Task to complete:
Go through the entries below and copy each line containing the word "this".
─── Input records ───
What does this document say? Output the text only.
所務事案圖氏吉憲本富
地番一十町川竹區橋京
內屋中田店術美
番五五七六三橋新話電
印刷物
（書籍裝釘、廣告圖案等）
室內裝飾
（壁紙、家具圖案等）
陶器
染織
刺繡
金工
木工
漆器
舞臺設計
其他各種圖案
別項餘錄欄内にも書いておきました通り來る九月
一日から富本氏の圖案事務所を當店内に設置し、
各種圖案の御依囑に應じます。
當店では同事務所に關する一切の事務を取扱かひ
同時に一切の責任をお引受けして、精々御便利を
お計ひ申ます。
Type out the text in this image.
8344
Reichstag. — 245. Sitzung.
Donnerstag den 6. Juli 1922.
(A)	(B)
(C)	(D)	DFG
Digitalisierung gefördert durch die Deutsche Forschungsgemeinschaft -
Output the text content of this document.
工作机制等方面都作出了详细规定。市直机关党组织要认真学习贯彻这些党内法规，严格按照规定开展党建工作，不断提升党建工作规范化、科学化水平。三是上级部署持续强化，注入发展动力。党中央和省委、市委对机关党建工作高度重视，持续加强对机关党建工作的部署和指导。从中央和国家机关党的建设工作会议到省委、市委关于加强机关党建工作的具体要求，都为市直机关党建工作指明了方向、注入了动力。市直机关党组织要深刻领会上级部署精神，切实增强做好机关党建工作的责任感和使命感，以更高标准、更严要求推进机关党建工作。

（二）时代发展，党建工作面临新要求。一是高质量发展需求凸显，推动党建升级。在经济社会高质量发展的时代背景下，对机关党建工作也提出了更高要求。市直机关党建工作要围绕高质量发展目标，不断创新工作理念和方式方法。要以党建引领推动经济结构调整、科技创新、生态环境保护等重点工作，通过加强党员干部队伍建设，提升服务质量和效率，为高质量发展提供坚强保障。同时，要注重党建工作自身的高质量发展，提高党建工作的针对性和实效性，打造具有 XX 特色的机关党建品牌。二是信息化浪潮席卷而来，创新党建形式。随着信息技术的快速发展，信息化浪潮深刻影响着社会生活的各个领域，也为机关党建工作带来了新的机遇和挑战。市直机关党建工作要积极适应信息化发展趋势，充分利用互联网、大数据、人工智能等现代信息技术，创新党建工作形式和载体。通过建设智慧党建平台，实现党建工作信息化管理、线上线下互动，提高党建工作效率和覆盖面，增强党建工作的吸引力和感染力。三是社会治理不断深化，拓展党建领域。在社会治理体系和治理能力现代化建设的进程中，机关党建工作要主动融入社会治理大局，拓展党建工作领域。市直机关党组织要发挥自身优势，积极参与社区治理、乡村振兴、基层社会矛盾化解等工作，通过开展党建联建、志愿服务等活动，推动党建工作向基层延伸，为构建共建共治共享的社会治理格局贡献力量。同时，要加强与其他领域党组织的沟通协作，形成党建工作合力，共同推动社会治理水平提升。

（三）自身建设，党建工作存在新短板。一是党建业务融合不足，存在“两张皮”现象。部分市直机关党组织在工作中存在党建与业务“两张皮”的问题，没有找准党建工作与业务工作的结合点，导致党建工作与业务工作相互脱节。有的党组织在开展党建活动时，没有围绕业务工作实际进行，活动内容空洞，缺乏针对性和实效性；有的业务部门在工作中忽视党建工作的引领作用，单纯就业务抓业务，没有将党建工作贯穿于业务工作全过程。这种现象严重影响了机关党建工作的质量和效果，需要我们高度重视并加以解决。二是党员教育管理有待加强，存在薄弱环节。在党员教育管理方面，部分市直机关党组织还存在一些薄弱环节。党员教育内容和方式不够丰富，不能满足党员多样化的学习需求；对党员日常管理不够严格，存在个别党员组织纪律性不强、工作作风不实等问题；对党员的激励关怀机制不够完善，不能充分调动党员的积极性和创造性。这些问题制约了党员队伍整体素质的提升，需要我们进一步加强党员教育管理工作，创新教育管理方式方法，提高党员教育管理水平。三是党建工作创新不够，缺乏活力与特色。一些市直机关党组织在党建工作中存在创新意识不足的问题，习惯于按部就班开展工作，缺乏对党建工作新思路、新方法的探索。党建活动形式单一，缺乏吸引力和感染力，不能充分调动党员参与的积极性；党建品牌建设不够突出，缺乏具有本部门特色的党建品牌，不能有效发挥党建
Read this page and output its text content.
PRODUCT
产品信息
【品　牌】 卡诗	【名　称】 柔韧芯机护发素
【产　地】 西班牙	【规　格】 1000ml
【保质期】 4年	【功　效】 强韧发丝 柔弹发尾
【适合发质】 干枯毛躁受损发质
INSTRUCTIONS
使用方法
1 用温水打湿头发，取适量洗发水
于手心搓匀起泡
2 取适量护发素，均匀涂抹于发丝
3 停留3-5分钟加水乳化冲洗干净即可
───
Finished answer:
What does this document say? Output the text only.
Type out the text in this image.
Output the text content of this document.
Read this page and output its text content.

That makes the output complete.